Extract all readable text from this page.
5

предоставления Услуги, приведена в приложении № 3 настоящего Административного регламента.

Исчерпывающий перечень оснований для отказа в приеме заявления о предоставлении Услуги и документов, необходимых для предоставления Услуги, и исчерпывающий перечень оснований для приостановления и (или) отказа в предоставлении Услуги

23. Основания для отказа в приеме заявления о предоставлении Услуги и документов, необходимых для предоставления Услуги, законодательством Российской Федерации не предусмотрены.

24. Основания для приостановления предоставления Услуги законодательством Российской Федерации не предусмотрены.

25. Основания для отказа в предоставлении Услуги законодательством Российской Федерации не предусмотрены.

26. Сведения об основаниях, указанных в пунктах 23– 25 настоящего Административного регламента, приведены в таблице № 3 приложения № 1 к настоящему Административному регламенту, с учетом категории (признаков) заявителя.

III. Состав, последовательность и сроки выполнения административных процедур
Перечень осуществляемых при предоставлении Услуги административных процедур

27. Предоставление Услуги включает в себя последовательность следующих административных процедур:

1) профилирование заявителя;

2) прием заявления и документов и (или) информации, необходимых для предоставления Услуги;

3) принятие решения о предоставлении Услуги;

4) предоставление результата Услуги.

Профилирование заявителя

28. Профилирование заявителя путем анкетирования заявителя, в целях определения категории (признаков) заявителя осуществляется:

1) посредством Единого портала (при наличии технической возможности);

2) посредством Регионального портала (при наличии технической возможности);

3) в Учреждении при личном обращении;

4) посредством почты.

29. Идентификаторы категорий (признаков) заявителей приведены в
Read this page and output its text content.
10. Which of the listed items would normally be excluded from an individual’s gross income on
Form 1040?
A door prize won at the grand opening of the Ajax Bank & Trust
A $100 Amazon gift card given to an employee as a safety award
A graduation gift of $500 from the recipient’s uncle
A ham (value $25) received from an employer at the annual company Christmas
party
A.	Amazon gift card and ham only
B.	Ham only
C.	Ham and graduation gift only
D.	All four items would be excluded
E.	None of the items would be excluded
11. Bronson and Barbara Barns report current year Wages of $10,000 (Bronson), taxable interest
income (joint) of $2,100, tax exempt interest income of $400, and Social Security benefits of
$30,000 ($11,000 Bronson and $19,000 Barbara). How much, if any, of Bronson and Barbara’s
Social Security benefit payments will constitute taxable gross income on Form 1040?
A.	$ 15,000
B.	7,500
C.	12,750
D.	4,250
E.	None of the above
+ + + + + + +
Your task is to quote all of the data word for word.

SOLUTION TO THIS PROBLEM =>
Extract all readable text from this page.
5

предоставления Услуги, приведена в приложении № 3 настоящего Административного регламента.

Исчерпывающий перечень оснований для отказа в приеме заявления о предоставлении Услуги и документов, необходимых для предоставления Услуги, и исчерпывающий перечень оснований для приостановления и (или) отказа в предоставлении Услуги

23. Основания для отказа в приеме заявления о предоставлении Услуги и документов, необходимых для предоставления Услуги, законодательством Российской Федерации не предусмотрены.

24. Основания для приостановления предоставления Услуги законодательством Российской Федерации не предусмотрены.

25. Основания для отказа в предоставлении Услуги законодательством Российской Федерации не предусмотрены.

26. Сведения об основаниях, указанных в пунктах 23– 25 настоящего Административного регламента, приведены в таблице № 3 приложения № 1 к настоящему Административному регламенту, с учетом категории (признаков) заявителя.

III. Состав, последовательность и сроки выполнения административных процедур
Перечень осуществляемых при предоставлении Услуги административных процедур

27. Предоставление Услуги включает в себя последовательность следующих административных процедур:

1) профилирование заявителя;

2) прием заявления и документов и (или) информации, необходимых для предоставления Услуги;

3) принятие решения о предоставлении Услуги;

4) предоставление результата Услуги.

Профилирование заявителя

28. Профилирование заявителя путем анкетирования заявителя, в целях определения категории (признаков) заявителя осуществляется:

1) посредством Единого портала (при наличии технической возможности);

2) посредством Регионального портала (при наличии технической возможности);

3) в Учреждении при личном обращении;

4) посредством почты.

29. Идентификаторы категорий (признаков) заявителей приведены в
Read this page and output its text content.
10. Which of the listed items would normally be excluded from an individual’s gross income on
Form 1040?
A door prize won at the grand opening of the Ajax Bank & Trust
A $100 Amazon gift card given to an employee as a safety award
A graduation gift of $500 from the recipient’s uncle
A ham (value $25) received from an employer at the annual company Christmas
party
A.	Amazon gift card and ham only
B.	Ham only
C.	Ham and graduation gift only
D.	All four items would be excluded
E.	None of the items would be excluded
11. Bronson and Barbara Barns report current year Wages of $10,000 (Bronson), taxable interest
income (joint) of $2,100, tax exempt interest income of $400, and Social Security benefits of
$30,000 ($11,000 Bronson and $19,000 Barbara). How much, if any, of Bronson and Barbara’s
Social Security benefit payments will constitute taxable gross income on Form 1040?
A.	$ 15,000
B.	7,500
C.	12,750
D.	4,250
E.	None of the above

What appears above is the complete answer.